[Dataset items]
____

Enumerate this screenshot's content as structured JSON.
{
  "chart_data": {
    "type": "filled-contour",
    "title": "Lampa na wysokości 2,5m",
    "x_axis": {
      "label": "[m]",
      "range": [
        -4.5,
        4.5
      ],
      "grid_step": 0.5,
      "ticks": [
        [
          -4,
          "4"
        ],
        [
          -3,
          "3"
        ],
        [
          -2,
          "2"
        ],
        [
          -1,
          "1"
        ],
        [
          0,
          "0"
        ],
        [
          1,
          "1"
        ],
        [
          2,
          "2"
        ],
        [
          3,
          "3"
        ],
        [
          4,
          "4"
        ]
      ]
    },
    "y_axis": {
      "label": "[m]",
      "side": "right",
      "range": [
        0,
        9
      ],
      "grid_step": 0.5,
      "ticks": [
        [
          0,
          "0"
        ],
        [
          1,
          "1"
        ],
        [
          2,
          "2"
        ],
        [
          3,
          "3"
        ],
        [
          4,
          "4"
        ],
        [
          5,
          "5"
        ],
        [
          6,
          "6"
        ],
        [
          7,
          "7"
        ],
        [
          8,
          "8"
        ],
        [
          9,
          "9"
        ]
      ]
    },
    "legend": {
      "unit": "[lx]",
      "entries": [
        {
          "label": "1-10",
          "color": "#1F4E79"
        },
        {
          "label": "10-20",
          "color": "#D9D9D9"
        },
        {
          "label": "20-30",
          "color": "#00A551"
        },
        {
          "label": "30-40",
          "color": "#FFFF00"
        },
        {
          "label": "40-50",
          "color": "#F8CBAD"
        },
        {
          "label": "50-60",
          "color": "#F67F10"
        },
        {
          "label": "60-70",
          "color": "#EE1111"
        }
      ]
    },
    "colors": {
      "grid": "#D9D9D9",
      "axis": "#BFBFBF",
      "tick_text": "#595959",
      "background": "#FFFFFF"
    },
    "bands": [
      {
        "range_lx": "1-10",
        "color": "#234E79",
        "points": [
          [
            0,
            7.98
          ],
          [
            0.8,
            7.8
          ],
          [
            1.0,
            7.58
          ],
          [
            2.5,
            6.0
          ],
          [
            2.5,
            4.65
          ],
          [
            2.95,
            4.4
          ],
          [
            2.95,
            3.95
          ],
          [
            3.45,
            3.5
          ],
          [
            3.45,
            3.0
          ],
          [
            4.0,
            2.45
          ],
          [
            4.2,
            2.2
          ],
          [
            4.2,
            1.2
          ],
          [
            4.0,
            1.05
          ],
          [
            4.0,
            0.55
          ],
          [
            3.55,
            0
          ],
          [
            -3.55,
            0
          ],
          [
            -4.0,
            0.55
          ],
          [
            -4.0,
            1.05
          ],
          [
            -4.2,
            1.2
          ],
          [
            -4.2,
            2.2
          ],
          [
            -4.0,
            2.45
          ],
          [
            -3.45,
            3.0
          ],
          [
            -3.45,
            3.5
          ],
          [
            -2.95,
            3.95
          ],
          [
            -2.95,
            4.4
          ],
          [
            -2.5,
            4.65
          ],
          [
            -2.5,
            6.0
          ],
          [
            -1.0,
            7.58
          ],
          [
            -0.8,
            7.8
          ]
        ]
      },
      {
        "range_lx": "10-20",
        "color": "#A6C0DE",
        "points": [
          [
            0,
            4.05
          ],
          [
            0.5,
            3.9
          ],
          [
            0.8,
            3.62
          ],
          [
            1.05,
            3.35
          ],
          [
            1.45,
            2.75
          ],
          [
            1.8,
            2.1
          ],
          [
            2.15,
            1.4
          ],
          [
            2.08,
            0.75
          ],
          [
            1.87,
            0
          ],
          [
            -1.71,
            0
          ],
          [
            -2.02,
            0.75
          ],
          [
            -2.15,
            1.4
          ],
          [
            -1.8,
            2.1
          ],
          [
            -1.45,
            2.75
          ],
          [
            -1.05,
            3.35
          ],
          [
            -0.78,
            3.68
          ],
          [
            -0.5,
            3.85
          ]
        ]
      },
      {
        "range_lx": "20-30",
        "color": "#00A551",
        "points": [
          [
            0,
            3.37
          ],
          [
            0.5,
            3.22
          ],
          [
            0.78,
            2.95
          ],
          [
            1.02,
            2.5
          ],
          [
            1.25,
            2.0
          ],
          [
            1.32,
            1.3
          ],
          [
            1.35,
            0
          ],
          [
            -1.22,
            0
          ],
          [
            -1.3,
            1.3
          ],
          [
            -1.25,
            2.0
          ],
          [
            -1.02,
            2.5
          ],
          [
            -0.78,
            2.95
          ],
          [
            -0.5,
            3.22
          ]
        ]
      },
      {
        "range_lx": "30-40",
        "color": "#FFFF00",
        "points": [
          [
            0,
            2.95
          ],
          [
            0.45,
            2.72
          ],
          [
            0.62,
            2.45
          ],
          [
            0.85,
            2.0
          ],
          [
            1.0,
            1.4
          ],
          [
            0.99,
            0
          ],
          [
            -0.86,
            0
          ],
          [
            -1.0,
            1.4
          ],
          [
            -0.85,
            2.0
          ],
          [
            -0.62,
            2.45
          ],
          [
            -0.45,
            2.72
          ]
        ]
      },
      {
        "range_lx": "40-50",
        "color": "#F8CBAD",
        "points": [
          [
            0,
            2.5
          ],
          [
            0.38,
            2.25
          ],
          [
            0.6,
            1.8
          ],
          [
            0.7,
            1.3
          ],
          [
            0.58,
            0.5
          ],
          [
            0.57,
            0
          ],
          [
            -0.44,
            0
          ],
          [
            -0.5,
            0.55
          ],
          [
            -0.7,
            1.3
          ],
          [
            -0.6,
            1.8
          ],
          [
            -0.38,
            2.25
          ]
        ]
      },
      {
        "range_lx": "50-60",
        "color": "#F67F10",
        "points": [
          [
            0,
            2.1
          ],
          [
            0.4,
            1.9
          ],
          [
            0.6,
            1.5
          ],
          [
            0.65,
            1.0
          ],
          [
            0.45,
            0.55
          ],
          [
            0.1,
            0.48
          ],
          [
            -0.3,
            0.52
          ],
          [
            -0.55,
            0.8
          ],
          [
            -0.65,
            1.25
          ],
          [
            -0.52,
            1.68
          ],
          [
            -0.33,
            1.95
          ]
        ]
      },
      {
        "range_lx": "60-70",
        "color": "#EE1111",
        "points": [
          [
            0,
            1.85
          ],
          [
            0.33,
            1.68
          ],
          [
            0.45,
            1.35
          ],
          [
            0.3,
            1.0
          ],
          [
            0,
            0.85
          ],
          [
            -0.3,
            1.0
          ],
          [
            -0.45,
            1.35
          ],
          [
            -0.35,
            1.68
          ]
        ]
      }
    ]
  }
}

____

**Objective**. Word for word, quote all of the data above.

**Response**.
Enumerate this screenshot's content as structured JSON.
{
  "chart_data": {
    "type": "filled-contour",
    "title": "Lampa na wysokości 2,5m",
    "x_axis": {
      "label": "[m]",
      "range": [
        -4.5,
        4.5
      ],
      "grid_step": 0.5,
      "ticks": [
        [
          -4,
          "4"
        ],
        [
          -3,
          "3"
        ],
        [
          -2,
          "2"
        ],
        [
          -1,
          "1"
        ],
        [
          0,
          "0"
        ],
        [
          1,
          "1"
        ],
        [
          2,
          "2"
        ],
        [
          3,
          "3"
        ],
        [
          4,
          "4"
        ]
      ]
    },
    "y_axis": {
      "label": "[m]",
      "side": "right",
      "range": [
        0,
        9
      ],
      "grid_step": 0.5,
      "ticks": [
        [
          0,
          "0"
        ],
        [
          1,
          "1"
        ],
        [
          2,
          "2"
        ],
        [
          3,
          "3"
        ],
        [
          4,
          "4"
        ],
        [
          5,
          "5"
        ],
        [
          6,
          "6"
        ],
        [
          7,
          "7"
        ],
        [
          8,
          "8"
        ],
        [
          9,
          "9"
        ]
      ]
    },
    "legend": {
      "unit": "[lx]",
      "entries": [
        {
          "label": "1-10",
          "color": "#1F4E79"
        },
        {
          "label": "10-20",
          "color": "#D9D9D9"
        },
        {
          "label": "20-30",
          "color": "#00A551"
        },
        {
          "label": "30-40",
          "color": "#FFFF00"
        },
        {
          "label": "40-50",
          "color": "#F8CBAD"
        },
        {
          "label": "50-60",
          "color": "#F67F10"
        },
        {
          "label": "60-70",
          "color": "#EE1111"
        }
      ]
    },
    "colors": {
      "grid": "#D9D9D9",
      "axis": "#BFBFBF",
      "tick_text": "#595959",
      "background": "#FFFFFF"
    },
    "bands": [
      {
        "range_lx": "1-10",
        "color": "#234E79",
        "points": [
          [
            0,
            7.98
          ],
          [
            0.8,
            7.8
          ],
          [
            1.0,
            7.58
          ],
          [
            2.5,
            6.0
          ],
          [
            2.5,
            4.65
          ],
          [
            2.95,
            4.4
          ],
          [
            2.95,
            3.95
          ],
          [
            3.45,
            3.5
          ],
          [
            3.45,
            3.0
          ],
          [
            4.0,
            2.45
          ],
          [
            4.2,
            2.2
          ],
          [
            4.2,
            1.2
          ],
          [
            4.0,
            1.05
          ],
          [
            4.0,
            0.55
          ],
          [
            3.55,
            0
          ],
          [
            -3.55,
            0
          ],
          [
            -4.0,
            0.55
          ],
          [
            -4.0,
            1.05
          ],
          [
            -4.2,
            1.2
          ],
          [
            -4.2,
            2.2
          ],
          [
            -4.0,
            2.45
          ],
          [
            -3.45,
            3.0
          ],
          [
            -3.45,
            3.5
          ],
          [
            -2.95,
            3.95
          ],
          [
            -2.95,
            4.4
          ],
          [
            -2.5,
            4.65
          ],
          [
            -2.5,
            6.0
          ],
          [
            -1.0,
            7.58
          ],
          [
            -0.8,
            7.8
          ]
        ]
      },
      {
        "range_lx": "10-20",
        "color": "#A6C0DE",
        "points": [
          [
            0,
            4.05
          ],
          [
            0.5,
            3.9
          ],
          [
            0.8,
            3.62
          ],
          [
            1.05,
            3.35
          ],
          [
            1.45,
            2.75
          ],
          [
            1.8,
            2.1
          ],
          [
            2.15,
            1.4
          ],
          [
            2.08,
            0.75
          ],
          [
            1.87,
            0
          ],
          [
            -1.71,
            0
          ],
          [
            -2.02,
            0.75
          ],
          [
            -2.15,
            1.4
          ],
          [
            -1.8,
            2.1
          ],
          [
            -1.45,
            2.75
          ],
          [
            -1.05,
            3.35
          ],
          [
            -0.78,
            3.68
          ],
          [
            -0.5,
            3.85
          ]
        ]
      },
      {
        "range_lx": "20-30",
        "color": "#00A551",
        "points": [
          [
            0,
            3.37
          ],
          [
            0.5,
            3.22
          ],
          [
            0.78,
            2.95
          ],
          [
            1.02,
            2.5
          ],
          [
            1.25,
            2.0
          ],
          [
            1.32,
            1.3
          ],
          [
            1.35,
            0
          ],
          [
            -1.22,
            0
          ],
          [
            -1.3,
            1.3
          ],
          [
            -1.25,
            2.0
          ],
          [
            -1.02,
            2.5
          ],
          [
            -0.78,
            2.95
          ],
          [
            -0.5,
            3.22
          ]
        ]
      },
      {
        "range_lx": "30-40",
        "color": "#FFFF00",
        "points": [
          [
            0,
            2.95
          ],
          [
            0.45,
            2.72
          ],
          [
            0.62,
            2.45
          ],
          [
            0.85,
            2.0
          ],
          [
            1.0,
            1.4
          ],
          [
            0.99,
            0
          ],
          [
            -0.86,
            0
          ],
          [
            -1.0,
            1.4
          ],
          [
            -0.85,
            2.0
          ],
          [
            -0.62,
            2.45
          ],
          [
            -0.45,
            2.72
          ]
        ]
      },
      {
        "range_lx": "40-50",
        "color": "#F8CBAD",
        "points": [
          [
            0,
            2.5
          ],
          [
            0.38,
            2.25
          ],
          [
            0.6,
            1.8
          ],
          [
            0.7,
            1.3
          ],
          [
            0.58,
            0.5
          ],
          [
            0.57,
            0
          ],
          [
            -0.44,
            0
          ],
          [
            -0.5,
            0.55
          ],
          [
            -0.7,
            1.3
          ],
          [
            -0.6,
            1.8
          ],
          [
            -0.38,
            2.25
          ]
        ]
      },
      {
        "range_lx": "50-60",
        "color": "#F67F10",
        "points": [
          [
            0,
            2.1
          ],
          [
            0.4,
            1.9
          ],
          [
            0.6,
            1.5
          ],
          [
            0.65,
            1.0
          ],
          [
            0.45,
            0.55
          ],
          [
            0.1,
            0.48
          ],
          [
            -0.3,
            0.52
          ],
          [
            -0.55,
            0.8
          ],
          [
            -0.65,
            1.25
          ],
          [
            -0.52,
            1.68
          ],
          [
            -0.33,
            1.95
          ]
        ]
      },
      {
        "range_lx": "60-70",
        "color": "#EE1111",
        "points": [
          [
            0,
            1.85
          ],
          [
            0.33,
            1.68
          ],
          [
            0.45,
            1.35
          ],
          [
            0.3,
            1.0
          ],
          [
            0,
            0.85
          ],
          [
            -0.3,
            1.0
          ],
          [
            -0.45,
            1.35
          ],
          [
            -0.35,
            1.68
          ]
        ]
      }
    ]
  }
}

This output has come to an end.